**GIVEN INSTRUCTION**. Produce an exact copy of all the records.

Excerpt from a dataset

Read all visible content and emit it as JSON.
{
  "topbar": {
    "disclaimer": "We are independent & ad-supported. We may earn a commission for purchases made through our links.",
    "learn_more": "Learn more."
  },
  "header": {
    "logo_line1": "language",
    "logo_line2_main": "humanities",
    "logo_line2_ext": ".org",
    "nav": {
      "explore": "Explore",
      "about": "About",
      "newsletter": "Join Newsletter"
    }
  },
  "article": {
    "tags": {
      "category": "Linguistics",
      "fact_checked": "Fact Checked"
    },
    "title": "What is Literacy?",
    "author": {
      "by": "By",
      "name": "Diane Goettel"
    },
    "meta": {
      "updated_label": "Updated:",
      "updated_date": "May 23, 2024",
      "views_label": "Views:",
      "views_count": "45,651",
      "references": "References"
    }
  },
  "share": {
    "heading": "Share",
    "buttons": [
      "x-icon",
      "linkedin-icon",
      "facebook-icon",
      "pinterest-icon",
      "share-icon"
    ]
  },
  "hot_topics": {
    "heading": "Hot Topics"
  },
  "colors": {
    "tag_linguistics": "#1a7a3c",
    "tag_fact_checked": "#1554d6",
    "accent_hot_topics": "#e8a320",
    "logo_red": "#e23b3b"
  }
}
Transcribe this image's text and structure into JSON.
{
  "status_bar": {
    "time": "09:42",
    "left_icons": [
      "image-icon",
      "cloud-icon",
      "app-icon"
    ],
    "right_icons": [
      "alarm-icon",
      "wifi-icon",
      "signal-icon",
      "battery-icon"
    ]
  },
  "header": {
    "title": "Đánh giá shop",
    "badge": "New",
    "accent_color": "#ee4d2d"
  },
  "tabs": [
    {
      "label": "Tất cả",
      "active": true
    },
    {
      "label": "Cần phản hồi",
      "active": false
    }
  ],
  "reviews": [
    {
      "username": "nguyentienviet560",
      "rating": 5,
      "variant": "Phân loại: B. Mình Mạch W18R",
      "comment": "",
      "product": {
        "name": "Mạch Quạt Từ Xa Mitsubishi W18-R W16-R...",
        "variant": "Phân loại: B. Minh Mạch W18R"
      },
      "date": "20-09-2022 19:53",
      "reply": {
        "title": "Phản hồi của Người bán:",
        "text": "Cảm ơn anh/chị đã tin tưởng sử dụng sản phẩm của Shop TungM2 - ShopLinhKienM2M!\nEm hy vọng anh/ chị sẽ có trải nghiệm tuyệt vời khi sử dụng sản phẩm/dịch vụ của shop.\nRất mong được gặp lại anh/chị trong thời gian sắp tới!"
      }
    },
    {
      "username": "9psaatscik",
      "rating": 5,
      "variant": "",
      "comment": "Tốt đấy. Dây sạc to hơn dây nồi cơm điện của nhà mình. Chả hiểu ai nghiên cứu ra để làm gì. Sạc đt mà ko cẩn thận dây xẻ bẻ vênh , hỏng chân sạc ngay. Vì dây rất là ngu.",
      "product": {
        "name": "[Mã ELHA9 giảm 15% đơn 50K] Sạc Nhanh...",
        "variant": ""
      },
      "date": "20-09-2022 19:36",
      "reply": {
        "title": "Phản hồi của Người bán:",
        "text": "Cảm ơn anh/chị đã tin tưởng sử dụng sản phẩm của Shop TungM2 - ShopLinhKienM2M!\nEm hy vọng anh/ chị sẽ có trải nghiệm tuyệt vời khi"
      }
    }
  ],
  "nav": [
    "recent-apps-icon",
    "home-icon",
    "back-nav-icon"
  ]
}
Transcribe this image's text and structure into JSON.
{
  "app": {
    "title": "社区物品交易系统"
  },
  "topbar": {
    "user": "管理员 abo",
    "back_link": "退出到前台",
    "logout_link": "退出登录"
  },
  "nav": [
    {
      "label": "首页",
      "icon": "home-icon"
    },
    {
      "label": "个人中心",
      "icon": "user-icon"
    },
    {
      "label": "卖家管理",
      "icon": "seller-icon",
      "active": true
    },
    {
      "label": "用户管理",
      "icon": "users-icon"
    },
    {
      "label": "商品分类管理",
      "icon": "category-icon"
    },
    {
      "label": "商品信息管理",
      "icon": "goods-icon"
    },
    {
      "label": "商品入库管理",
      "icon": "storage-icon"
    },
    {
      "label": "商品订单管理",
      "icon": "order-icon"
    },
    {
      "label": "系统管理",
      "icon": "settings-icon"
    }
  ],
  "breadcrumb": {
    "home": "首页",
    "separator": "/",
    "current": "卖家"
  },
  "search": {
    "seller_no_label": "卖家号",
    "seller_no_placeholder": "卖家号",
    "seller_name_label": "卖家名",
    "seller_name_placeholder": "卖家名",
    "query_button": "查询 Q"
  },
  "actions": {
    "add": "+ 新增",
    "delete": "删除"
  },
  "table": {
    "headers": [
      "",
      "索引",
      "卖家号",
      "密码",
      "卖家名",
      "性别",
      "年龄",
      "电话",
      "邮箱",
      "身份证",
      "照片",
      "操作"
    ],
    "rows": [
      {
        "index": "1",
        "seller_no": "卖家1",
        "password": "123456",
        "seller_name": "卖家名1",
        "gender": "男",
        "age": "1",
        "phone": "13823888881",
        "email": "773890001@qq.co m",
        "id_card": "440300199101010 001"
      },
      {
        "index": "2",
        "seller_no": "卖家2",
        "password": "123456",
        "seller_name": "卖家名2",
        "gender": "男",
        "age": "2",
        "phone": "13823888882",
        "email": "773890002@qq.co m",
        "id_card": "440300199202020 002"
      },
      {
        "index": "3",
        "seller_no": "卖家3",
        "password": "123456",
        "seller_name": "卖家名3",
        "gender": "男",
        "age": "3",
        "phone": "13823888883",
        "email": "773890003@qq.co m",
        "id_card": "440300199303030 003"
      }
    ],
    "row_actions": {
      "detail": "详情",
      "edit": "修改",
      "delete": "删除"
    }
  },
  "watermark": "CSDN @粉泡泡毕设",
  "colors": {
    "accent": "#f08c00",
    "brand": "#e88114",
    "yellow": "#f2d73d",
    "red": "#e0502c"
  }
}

**SOLUTION FOR THIS EXERCISE**.
Read all visible content and emit it as JSON.
{
  "topbar": {
    "disclaimer": "We are independent & ad-supported. We may earn a commission for purchases made through our links.",
    "learn_more": "Learn more."
  },
  "header": {
    "logo_line1": "language",
    "logo_line2_main": "humanities",
    "logo_line2_ext": ".org",
    "nav": {
      "explore": "Explore",
      "about": "About",
      "newsletter": "Join Newsletter"
    }
  },
  "article": {
    "tags": {
      "category": "Linguistics",
      "fact_checked": "Fact Checked"
    },
    "title": "What is Literacy?",
    "author": {
      "by": "By",
      "name": "Diane Goettel"
    },
    "meta": {
      "updated_label": "Updated:",
      "updated_date": "May 23, 2024",
      "views_label": "Views:",
      "views_count": "45,651",
      "references": "References"
    }
  },
  "share": {
    "heading": "Share",
    "buttons": [
      "x-icon",
      "linkedin-icon",
      "facebook-icon",
      "pinterest-icon",
      "share-icon"
    ]
  },
  "hot_topics": {
    "heading": "Hot Topics"
  },
  "colors": {
    "tag_linguistics": "#1a7a3c",
    "tag_fact_checked": "#1554d6",
    "accent_hot_topics": "#e8a320",
    "logo_red": "#e23b3b"
  }
}
Transcribe this image's text and structure into JSON.
{
  "status_bar": {
    "time": "09:42",
    "left_icons": [
      "image-icon",
      "cloud-icon",
      "app-icon"
    ],
    "right_icons": [
      "alarm-icon",
      "wifi-icon",
      "signal-icon",
      "battery-icon"
    ]
  },
  "header": {
    "title": "Đánh giá shop",
    "badge": "New",
    "accent_color": "#ee4d2d"
  },
  "tabs": [
    {
      "label": "Tất cả",
      "active": true
    },
    {
      "label": "Cần phản hồi",
      "active": false
    }
  ],
  "reviews": [
    {
      "username": "nguyentienviet560",
      "rating": 5,
      "variant": "Phân loại: B. Mình Mạch W18R",
      "comment": "",
      "product": {
        "name": "Mạch Quạt Từ Xa Mitsubishi W18-R W16-R...",
        "variant": "Phân loại: B. Minh Mạch W18R"
      },
      "date": "20-09-2022 19:53",
      "reply": {
        "title": "Phản hồi của Người bán:",
        "text": "Cảm ơn anh/chị đã tin tưởng sử dụng sản phẩm của Shop TungM2 - ShopLinhKienM2M!\nEm hy vọng anh/ chị sẽ có trải nghiệm tuyệt vời khi sử dụng sản phẩm/dịch vụ của shop.\nRất mong được gặp lại anh/chị trong thời gian sắp tới!"
      }
    },
    {
      "username": "9psaatscik",
      "rating": 5,
      "variant": "",
      "comment": "Tốt đấy. Dây sạc to hơn dây nồi cơm điện của nhà mình. Chả hiểu ai nghiên cứu ra để làm gì. Sạc đt mà ko cẩn thận dây xẻ bẻ vênh , hỏng chân sạc ngay. Vì dây rất là ngu.",
      "product": {
        "name": "[Mã ELHA9 giảm 15% đơn 50K] Sạc Nhanh...",
        "variant": ""
      },
      "date": "20-09-2022 19:36",
      "reply": {
        "title": "Phản hồi của Người bán:",
        "text": "Cảm ơn anh/chị đã tin tưởng sử dụng sản phẩm của Shop TungM2 - ShopLinhKienM2M!\nEm hy vọng anh/ chị sẽ có trải nghiệm tuyệt vời khi"
      }
    }
  ],
  "nav": [
    "recent-apps-icon",
    "home-icon",
    "back-nav-icon"
  ]
}
Transcribe this image's text and structure into JSON.
{
  "app": {
    "title": "社区物品交易系统"
  },
  "topbar": {
    "user": "管理员 abo",
    "back_link": "退出到前台",
    "logout_link": "退出登录"
  },
  "nav": [
    {
      "label": "首页",
      "icon": "home-icon"
    },
    {
      "label": "个人中心",
      "icon": "user-icon"
    },
    {
      "label": "卖家管理",
      "icon": "seller-icon",
      "active": true
    },
    {
      "label": "用户管理",
      "icon": "users-icon"
    },
    {
      "label": "商品分类管理",
      "icon": "category-icon"
    },
    {
      "label": "商品信息管理",
      "icon": "goods-icon"
    },
    {
      "label": "商品入库管理",
      "icon": "storage-icon"
    },
    {
      "label": "商品订单管理",
      "icon": "order-icon"
    },
    {
      "label": "系统管理",
      "icon": "settings-icon"
    }
  ],
  "breadcrumb": {
    "home": "首页",
    "separator": "/",
    "current": "卖家"
  },
  "search": {
    "seller_no_label": "卖家号",
    "seller_no_placeholder": "卖家号",
    "seller_name_label": "卖家名",
    "seller_name_placeholder": "卖家名",
    "query_button": "查询 Q"
  },
  "actions": {
    "add": "+ 新增",
    "delete": "删除"
  },
  "table": {
    "headers": [
      "",
      "索引",
      "卖家号",
      "密码",
      "卖家名",
      "性别",
      "年龄",
      "电话",
      "邮箱",
      "身份证",
      "照片",
      "操作"
    ],
    "rows": [
      {
        "index": "1",
        "seller_no": "卖家1",
        "password": "123456",
        "seller_name": "卖家名1",
        "gender": "男",
        "age": "1",
        "phone": "13823888881",
        "email": "773890001@qq.co m",
        "id_card": "440300199101010 001"
      },
      {
        "index": "2",
        "seller_no": "卖家2",
        "password": "123456",
        "seller_name": "卖家名2",
        "gender": "男",
        "age": "2",
        "phone": "13823888882",
        "email": "773890002@qq.co m",
        "id_card": "440300199202020 002"
      },
      {
        "index": "3",
        "seller_no": "卖家3",
        "password": "123456",
        "seller_name": "卖家名3",
        "gender": "男",
        "age": "3",
        "phone": "13823888883",
        "email": "773890003@qq.co m",
        "id_card": "440300199303030 003"
      }
    ],
    "row_actions": {
      "detail": "详情",
      "edit": "修改",
      "delete": "删除"
    }
  },
  "watermark": "CSDN @粉泡泡毕设",
  "colors": {
    "accent": "#f08c00",
    "brand": "#e88114",
    "yellow": "#f2d73d",
    "red": "#e0502c"
  }
}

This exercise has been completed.